(Figure record extracts)
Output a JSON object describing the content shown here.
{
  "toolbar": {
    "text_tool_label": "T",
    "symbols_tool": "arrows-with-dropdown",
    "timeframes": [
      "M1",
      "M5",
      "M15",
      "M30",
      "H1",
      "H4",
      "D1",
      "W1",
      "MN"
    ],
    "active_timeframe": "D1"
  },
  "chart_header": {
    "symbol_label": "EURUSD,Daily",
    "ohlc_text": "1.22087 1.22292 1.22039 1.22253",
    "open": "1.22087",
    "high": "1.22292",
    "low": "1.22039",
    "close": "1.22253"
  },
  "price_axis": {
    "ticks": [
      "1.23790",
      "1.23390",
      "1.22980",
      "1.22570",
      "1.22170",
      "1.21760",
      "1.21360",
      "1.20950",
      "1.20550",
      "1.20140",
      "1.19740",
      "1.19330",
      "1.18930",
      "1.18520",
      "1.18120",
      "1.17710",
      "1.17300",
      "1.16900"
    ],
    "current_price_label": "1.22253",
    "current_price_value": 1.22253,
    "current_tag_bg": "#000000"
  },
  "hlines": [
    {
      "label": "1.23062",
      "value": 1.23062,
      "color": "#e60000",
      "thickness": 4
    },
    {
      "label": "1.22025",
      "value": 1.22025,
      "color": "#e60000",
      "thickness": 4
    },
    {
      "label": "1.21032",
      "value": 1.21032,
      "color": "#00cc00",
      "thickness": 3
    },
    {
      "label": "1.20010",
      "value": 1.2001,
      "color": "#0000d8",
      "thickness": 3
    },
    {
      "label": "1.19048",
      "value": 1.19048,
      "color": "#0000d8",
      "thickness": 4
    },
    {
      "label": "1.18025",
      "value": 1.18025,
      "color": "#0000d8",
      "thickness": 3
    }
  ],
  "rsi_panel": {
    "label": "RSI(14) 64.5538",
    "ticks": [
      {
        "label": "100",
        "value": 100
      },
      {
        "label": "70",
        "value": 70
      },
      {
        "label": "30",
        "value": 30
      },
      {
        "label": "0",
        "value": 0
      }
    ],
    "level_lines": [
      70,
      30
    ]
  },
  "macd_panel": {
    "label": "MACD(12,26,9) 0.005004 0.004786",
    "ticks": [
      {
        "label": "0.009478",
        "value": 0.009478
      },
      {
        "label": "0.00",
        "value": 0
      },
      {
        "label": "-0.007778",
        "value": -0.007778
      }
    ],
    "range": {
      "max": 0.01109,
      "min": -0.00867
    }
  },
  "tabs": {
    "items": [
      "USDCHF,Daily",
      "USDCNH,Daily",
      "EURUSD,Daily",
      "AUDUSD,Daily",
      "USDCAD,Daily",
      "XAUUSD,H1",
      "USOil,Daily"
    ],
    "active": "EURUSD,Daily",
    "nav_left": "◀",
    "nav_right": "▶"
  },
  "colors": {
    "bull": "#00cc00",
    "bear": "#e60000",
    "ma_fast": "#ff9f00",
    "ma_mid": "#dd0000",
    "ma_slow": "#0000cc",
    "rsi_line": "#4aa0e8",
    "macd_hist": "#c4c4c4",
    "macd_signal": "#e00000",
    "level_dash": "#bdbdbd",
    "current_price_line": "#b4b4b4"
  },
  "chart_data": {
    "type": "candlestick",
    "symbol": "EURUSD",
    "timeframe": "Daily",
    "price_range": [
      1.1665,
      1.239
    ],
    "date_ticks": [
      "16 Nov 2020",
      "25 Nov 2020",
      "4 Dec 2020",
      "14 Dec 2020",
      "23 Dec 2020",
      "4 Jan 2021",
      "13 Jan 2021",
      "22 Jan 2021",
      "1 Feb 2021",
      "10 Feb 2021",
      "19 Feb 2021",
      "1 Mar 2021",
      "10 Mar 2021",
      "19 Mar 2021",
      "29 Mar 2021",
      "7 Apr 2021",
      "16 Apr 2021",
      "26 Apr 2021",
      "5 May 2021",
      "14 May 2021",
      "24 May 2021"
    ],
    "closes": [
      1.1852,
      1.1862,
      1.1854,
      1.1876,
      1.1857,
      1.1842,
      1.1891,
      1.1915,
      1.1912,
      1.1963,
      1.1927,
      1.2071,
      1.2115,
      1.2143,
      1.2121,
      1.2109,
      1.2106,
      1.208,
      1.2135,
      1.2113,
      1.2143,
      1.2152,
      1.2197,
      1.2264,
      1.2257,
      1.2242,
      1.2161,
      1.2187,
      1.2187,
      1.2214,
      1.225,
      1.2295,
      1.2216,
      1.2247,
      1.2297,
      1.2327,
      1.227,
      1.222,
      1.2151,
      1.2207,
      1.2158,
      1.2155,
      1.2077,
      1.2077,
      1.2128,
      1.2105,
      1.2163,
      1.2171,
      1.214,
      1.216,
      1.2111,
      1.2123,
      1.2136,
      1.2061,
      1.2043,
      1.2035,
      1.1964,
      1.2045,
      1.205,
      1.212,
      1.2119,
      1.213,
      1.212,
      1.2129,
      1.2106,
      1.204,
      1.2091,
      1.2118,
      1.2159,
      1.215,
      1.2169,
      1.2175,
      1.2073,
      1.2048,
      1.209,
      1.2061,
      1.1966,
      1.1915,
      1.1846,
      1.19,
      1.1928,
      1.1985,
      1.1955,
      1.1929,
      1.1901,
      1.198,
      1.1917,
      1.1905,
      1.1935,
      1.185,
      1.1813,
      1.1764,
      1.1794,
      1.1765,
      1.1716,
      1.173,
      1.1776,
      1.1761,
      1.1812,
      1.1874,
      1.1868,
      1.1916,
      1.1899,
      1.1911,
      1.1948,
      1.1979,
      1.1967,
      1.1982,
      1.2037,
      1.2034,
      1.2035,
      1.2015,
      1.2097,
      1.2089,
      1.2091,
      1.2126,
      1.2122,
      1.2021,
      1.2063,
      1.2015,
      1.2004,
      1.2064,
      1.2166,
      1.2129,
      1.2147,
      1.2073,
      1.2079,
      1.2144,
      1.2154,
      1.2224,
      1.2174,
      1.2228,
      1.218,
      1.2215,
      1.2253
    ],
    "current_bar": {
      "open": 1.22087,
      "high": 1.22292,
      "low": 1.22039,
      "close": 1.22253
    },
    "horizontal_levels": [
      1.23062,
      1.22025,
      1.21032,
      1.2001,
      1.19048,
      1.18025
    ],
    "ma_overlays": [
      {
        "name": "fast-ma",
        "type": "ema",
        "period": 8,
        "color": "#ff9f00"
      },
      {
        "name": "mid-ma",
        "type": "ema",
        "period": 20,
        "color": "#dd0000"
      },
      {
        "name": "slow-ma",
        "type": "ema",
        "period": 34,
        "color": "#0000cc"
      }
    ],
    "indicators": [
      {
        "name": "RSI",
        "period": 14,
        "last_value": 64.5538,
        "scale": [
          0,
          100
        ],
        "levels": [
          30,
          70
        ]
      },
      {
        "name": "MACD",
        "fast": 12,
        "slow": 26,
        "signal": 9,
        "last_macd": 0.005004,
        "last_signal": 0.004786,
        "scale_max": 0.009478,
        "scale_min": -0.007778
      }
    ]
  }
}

Goal of the exercise: Using the data above, copy each line that contains "Daily".

Answer to this task:
    "symbol_label": "EURUSD,Daily",
      "USDCHF,Daily",
      "USDCNH,Daily",
      "EURUSD,Daily",
      "AUDUSD,Daily",
      "USDCAD,Daily",
      "USOil,Daily"
    "active": "EURUSD,Daily",
    "timeframe": "Daily",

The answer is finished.